Stored data entries
• • • • • • •

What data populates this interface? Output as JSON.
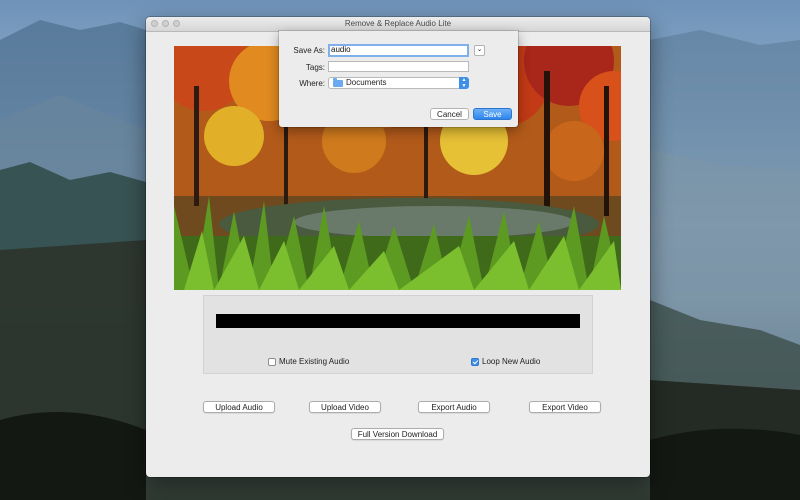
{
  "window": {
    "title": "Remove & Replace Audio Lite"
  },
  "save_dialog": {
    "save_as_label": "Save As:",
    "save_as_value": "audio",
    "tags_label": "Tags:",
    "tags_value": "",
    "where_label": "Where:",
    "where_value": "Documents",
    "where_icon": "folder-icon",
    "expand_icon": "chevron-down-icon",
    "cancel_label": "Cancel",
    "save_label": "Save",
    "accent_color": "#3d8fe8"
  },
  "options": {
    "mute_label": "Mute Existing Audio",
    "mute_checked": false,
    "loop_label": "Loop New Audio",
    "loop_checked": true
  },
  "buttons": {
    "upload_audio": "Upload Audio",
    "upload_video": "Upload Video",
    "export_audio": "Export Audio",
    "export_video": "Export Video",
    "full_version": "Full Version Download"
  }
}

• • • • • • •

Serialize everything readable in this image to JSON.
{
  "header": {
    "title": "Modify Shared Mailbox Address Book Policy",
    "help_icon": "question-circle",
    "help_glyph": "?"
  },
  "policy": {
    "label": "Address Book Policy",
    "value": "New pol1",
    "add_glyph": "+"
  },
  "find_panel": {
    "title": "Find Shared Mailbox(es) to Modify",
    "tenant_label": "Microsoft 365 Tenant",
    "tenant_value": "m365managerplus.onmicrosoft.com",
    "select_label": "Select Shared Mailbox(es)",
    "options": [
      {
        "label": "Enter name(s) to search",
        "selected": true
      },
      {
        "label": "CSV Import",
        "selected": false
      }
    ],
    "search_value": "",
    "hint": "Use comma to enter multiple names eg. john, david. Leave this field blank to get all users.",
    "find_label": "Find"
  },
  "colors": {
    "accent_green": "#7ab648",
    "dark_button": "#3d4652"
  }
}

• • • • • • •

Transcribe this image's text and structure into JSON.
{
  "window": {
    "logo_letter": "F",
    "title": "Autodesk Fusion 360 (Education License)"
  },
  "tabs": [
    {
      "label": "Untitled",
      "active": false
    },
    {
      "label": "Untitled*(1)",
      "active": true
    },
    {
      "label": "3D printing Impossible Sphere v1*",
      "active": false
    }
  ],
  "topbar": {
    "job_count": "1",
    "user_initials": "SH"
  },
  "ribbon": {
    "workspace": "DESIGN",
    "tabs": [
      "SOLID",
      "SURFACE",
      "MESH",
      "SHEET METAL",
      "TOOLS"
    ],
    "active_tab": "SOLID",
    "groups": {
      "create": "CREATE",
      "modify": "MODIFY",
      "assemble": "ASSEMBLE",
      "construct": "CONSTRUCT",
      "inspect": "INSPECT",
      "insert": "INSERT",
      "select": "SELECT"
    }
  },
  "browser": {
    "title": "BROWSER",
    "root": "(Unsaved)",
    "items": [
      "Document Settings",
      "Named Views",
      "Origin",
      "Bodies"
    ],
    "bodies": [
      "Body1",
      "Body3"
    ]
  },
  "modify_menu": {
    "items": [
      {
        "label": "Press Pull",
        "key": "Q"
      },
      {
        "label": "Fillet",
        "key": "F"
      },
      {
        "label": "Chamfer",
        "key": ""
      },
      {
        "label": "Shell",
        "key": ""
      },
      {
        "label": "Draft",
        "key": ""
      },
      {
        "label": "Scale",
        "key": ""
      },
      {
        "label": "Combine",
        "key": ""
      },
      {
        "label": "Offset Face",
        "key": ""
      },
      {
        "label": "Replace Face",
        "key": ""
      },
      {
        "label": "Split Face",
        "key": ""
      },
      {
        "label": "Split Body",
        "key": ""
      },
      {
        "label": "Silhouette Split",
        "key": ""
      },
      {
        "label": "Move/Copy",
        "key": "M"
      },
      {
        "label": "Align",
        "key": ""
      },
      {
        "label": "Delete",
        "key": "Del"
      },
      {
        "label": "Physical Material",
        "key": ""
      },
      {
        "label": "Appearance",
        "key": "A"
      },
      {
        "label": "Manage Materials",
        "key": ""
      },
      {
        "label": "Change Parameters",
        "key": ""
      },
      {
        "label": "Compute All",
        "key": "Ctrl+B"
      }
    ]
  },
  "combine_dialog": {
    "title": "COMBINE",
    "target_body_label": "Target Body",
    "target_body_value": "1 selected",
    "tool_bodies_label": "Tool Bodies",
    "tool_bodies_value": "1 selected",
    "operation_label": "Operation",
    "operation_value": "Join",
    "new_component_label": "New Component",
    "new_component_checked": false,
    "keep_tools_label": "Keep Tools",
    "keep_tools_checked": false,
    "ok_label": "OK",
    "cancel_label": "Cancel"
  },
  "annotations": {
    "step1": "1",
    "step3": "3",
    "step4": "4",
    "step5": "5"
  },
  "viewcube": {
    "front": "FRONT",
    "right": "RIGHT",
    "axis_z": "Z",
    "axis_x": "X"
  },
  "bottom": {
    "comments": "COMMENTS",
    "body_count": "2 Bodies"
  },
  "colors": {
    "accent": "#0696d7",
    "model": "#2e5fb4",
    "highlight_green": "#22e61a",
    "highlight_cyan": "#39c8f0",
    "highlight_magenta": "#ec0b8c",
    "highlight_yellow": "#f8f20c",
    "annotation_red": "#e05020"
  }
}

• • • • • • •

(GIVEN REQUEST) In the records above, how many lines hold the string "Address"? Reply with only the number.

(CORRECT RESULT) 2